- **Problem statement**: Reproduce exactly the entries from the "Type out the text in this image." line to the end. Skip all pictures.
## BEGIN Given entries
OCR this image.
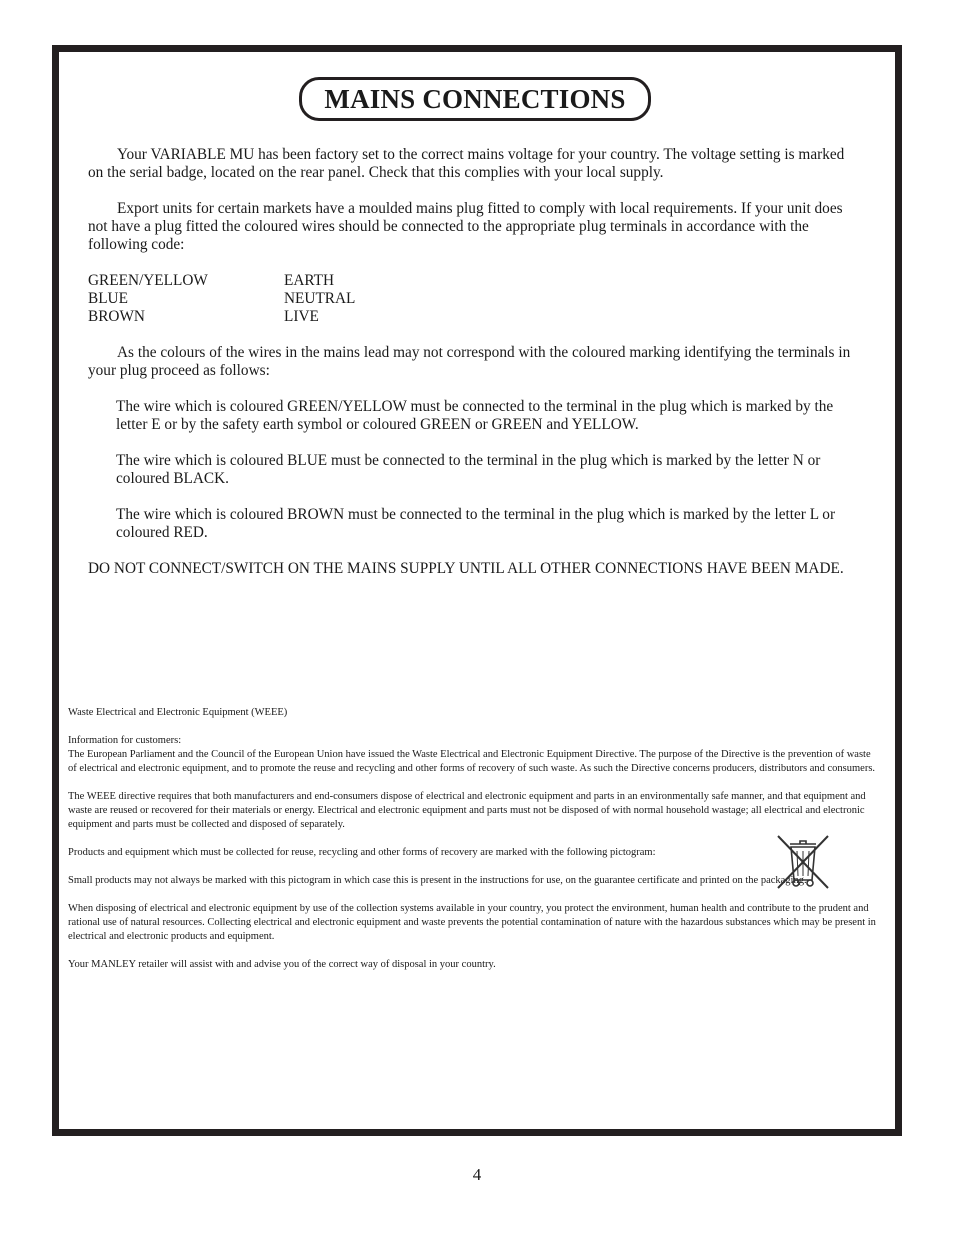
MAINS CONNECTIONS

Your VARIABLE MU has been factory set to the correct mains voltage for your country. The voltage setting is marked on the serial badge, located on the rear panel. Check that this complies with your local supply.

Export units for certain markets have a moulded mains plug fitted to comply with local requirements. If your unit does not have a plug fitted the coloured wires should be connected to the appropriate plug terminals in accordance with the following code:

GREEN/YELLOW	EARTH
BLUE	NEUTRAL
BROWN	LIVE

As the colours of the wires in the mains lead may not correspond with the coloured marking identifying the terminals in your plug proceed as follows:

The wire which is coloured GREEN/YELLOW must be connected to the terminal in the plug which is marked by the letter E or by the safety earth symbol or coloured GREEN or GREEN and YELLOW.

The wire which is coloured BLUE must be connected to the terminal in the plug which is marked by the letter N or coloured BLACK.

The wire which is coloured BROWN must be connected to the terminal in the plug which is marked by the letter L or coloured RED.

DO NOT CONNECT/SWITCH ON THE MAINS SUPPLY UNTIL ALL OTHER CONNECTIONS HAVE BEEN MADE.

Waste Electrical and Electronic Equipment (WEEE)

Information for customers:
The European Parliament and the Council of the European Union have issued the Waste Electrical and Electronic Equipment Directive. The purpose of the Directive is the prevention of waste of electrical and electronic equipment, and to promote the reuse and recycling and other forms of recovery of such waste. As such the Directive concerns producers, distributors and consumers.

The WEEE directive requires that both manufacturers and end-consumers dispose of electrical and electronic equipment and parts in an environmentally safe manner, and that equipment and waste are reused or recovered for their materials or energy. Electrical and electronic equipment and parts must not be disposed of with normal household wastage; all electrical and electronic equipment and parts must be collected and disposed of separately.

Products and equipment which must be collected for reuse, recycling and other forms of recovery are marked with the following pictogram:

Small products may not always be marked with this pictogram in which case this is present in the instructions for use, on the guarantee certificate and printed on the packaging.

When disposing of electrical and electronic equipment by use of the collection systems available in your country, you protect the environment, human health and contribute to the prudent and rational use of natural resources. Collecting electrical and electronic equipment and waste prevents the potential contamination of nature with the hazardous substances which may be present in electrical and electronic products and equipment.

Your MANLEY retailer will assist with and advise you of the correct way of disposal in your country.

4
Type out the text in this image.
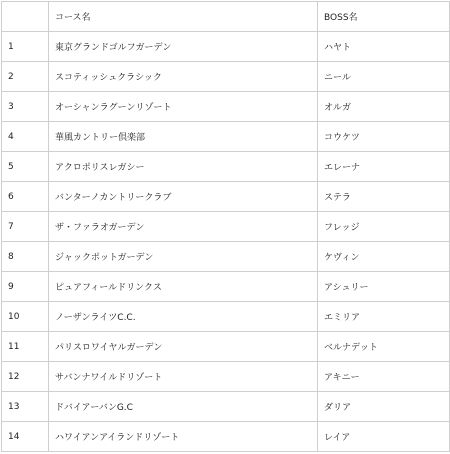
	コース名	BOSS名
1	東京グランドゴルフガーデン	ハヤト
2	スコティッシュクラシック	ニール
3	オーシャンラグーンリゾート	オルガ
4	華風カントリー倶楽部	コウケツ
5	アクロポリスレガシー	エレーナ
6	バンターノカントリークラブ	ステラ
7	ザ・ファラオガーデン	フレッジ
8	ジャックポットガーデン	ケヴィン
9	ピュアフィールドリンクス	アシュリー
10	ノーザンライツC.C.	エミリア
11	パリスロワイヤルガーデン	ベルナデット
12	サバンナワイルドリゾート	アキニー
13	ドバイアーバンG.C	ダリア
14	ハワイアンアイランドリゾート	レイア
## END Given entries
- **The output**:
Type out the text in this image.
	コース名	BOSS名
1	東京グランドゴルフガーデン	ハヤト
2	スコティッシュクラシック	ニール
3	オーシャンラグーンリゾート	オルガ
4	華風カントリー倶楽部	コウケツ
5	アクロポリスレガシー	エレーナ
6	バンターノカントリークラブ	ステラ
7	ザ・ファラオガーデン	フレッジ
8	ジャックポットガーデン	ケヴィン
9	ピュアフィールドリンクス	アシュリー
10	ノーザンライツC.C.	エミリア
11	パリスロワイヤルガーデン	ベルナデット
12	サバンナワイルドリゾート	アキニー
13	ドバイアーバンG.C	ダリア
14	ハワイアンアイランドリゾート	レイア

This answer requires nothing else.